#### RECORD EXCERPTS
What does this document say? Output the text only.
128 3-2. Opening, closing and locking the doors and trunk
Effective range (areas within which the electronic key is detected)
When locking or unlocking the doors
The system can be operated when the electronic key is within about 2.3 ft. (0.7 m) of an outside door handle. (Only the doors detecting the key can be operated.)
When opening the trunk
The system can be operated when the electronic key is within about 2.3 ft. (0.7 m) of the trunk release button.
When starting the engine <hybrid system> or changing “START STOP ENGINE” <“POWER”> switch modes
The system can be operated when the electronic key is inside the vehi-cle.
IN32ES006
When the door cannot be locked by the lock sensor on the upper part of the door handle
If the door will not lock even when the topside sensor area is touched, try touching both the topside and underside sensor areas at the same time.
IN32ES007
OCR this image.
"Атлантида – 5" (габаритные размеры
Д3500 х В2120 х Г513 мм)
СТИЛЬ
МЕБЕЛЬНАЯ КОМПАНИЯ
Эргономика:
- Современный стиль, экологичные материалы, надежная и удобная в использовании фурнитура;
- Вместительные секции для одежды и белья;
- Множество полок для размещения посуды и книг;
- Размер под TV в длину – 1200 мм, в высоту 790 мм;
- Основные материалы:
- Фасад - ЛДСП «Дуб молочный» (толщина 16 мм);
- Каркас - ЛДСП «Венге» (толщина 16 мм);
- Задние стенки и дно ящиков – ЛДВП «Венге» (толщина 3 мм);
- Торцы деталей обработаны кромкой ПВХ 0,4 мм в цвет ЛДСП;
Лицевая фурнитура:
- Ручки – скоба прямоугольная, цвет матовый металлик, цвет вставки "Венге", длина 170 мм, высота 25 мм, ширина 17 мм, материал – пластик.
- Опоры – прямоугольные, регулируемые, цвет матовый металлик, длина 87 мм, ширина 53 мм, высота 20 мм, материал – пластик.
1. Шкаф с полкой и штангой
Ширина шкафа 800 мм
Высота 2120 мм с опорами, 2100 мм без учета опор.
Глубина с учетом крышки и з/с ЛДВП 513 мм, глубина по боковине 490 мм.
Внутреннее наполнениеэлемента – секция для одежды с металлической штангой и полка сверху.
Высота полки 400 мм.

#### DO THIS
In the entries above, find every line with the word "areas" and list it.

#### RESPONSE BELOW
Effective range (areas within which the electronic key is detected)
If the door will not lock even when the topside sensor area is touched, try touching both the topside and underside sensor areas at the same time.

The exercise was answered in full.